• Objective:
Isolate every line in the data with the string "JSON" and copy it.

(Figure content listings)
** start **
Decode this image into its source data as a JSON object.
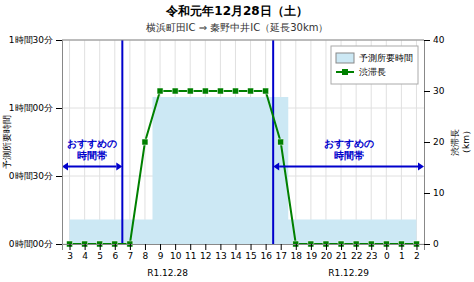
{
  "chart_data": {
    "type": "line",
    "title": "令和元年12月28日（土）",
    "subtitle": "横浜町田IC ⇒ 秦野中井IC（延長30km）",
    "y_label": "予測所要時間",
    "y2_label": "渋滞長\n（km）",
    "categories": [
      "3",
      "4",
      "5",
      "6",
      "7",
      "8",
      "9",
      "10",
      "11",
      "12",
      "13",
      "14",
      "15",
      "16",
      "17",
      "18",
      "19",
      "20",
      "21",
      "22",
      "23",
      "0",
      "1",
      "2"
    ],
    "x_group_labels": [
      {
        "label": "R1.12.28",
        "from": "3",
        "to": "16"
      },
      {
        "label": "R1.12.29",
        "from": "17",
        "to": "2"
      }
    ],
    "series": [
      {
        "name": "予測所要時間",
        "type": "area",
        "line_style": "step",
        "color": "#cce8f4",
        "values": [
          0.18,
          0.18,
          0.18,
          0.18,
          0.18,
          0.18,
          1.08,
          1.08,
          1.08,
          1.08,
          1.08,
          1.08,
          1.08,
          1.08,
          1.08,
          0.18,
          0.18,
          0.18,
          0.18,
          0.18,
          0.18,
          0.18,
          0.18,
          0.18
        ]
      },
      {
        "name": "渋滞長",
        "type": "line",
        "axis": "y2",
        "color": "#008000",
        "marker": "square",
        "values": [
          0,
          0,
          0,
          0,
          0,
          20,
          30,
          30,
          30,
          30,
          30,
          30,
          30,
          30,
          20,
          0,
          0,
          0,
          0,
          0,
          0,
          0,
          0,
          0
        ]
      }
    ],
    "ylim": [
      0,
      1.5
    ],
    "yticks": [
      {
        "value": 0,
        "label": "0時間00分"
      },
      {
        "value": 0.5,
        "label": "0時間30分"
      },
      {
        "value": 1.0,
        "label": "1時間00分"
      },
      {
        "value": 1.5,
        "label": "1時間30分"
      }
    ],
    "y2lim": [
      0,
      40
    ],
    "y2ticks": [
      0,
      10,
      20,
      30,
      40
    ],
    "annotations": [
      {
        "lines": [
          "おすすめの",
          "時間帯"
        ],
        "from": "3",
        "to": "6",
        "color": "#0000cc"
      },
      {
        "lines": [
          "おすすめの",
          "時間帯"
        ],
        "from": "17",
        "to": "2",
        "color": "#0000cc"
      }
    ],
    "grid": true,
    "legend": "upper right"
  }
}
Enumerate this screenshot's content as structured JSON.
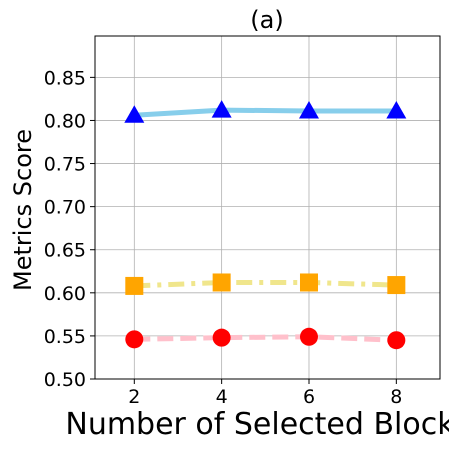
{
  "chart_data": {
    "type": "line",
    "title": "(a)",
    "xlabel": "Number of Selected Block",
    "ylabel": "Metrics Score",
    "x": [
      2,
      4,
      6,
      8
    ],
    "xticks": [
      "2",
      "4",
      "6",
      "8"
    ],
    "yticks": [
      "0.50",
      "0.55",
      "0.60",
      "0.65",
      "0.70",
      "0.75",
      "0.80",
      "0.85"
    ],
    "xlim": [
      1.1,
      9.0
    ],
    "ylim": [
      0.5,
      0.898
    ],
    "grid": true,
    "series": [
      {
        "values": [
          0.806,
          0.812,
          0.811,
          0.811
        ],
        "color": "#87CEEB",
        "marker_color": "#0000FF",
        "marker": "triangle",
        "linestyle": "solid"
      },
      {
        "values": [
          0.608,
          0.612,
          0.612,
          0.609
        ],
        "color": "#F0E68C",
        "marker_color": "#FFA500",
        "marker": "square",
        "linestyle": "dashdot"
      },
      {
        "values": [
          0.546,
          0.548,
          0.549,
          0.545
        ],
        "color": "#FFC0CB",
        "marker_color": "#FF0000",
        "marker": "circle",
        "linestyle": "dashed"
      }
    ]
  }
}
** end **
• The output:
Decode this image into its source data as a JSON object.
Enumerate this screenshot's content as structured JSON.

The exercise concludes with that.